TASK INPUT
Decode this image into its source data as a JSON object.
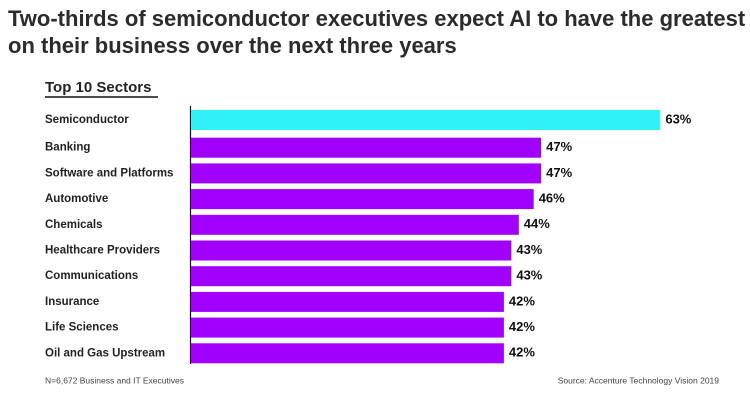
{
  "chart_data": {
    "type": "bar",
    "title": "Two-thirds of semiconductor executives expect AI to have the greatest impact on their business over the next three years",
    "subtitle": "Top 10 Sectors",
    "categories": [
      "Semiconductor",
      "Banking",
      "Software and Platforms",
      "Automotive",
      "Chemicals",
      "Healthcare Providers",
      "Communications",
      "Insurance",
      "Life Sciences",
      "Oil and Gas Upstream"
    ],
    "values": [
      63,
      47,
      47,
      46,
      44,
      43,
      43,
      42,
      42,
      42
    ],
    "value_labels": [
      "63%",
      "47%",
      "47%",
      "46%",
      "44%",
      "43%",
      "43%",
      "42%",
      "42%",
      "42%"
    ],
    "colors": [
      "#2ef2f7",
      "#a100ff",
      "#a100ff",
      "#a100ff",
      "#a100ff",
      "#a100ff",
      "#a100ff",
      "#a100ff",
      "#a100ff",
      "#a100ff"
    ],
    "note": "N=6,672 Business and IT Executives",
    "source": "Source: Accenture Technology Vision 2019"
  }
}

TO DO
Which lines contain the word "source"? Return each of them.

WRITTEN RESPONSE
Decode this image into its source data as a JSON object.
    "source": "Source: Accenture Technology Vision 2019"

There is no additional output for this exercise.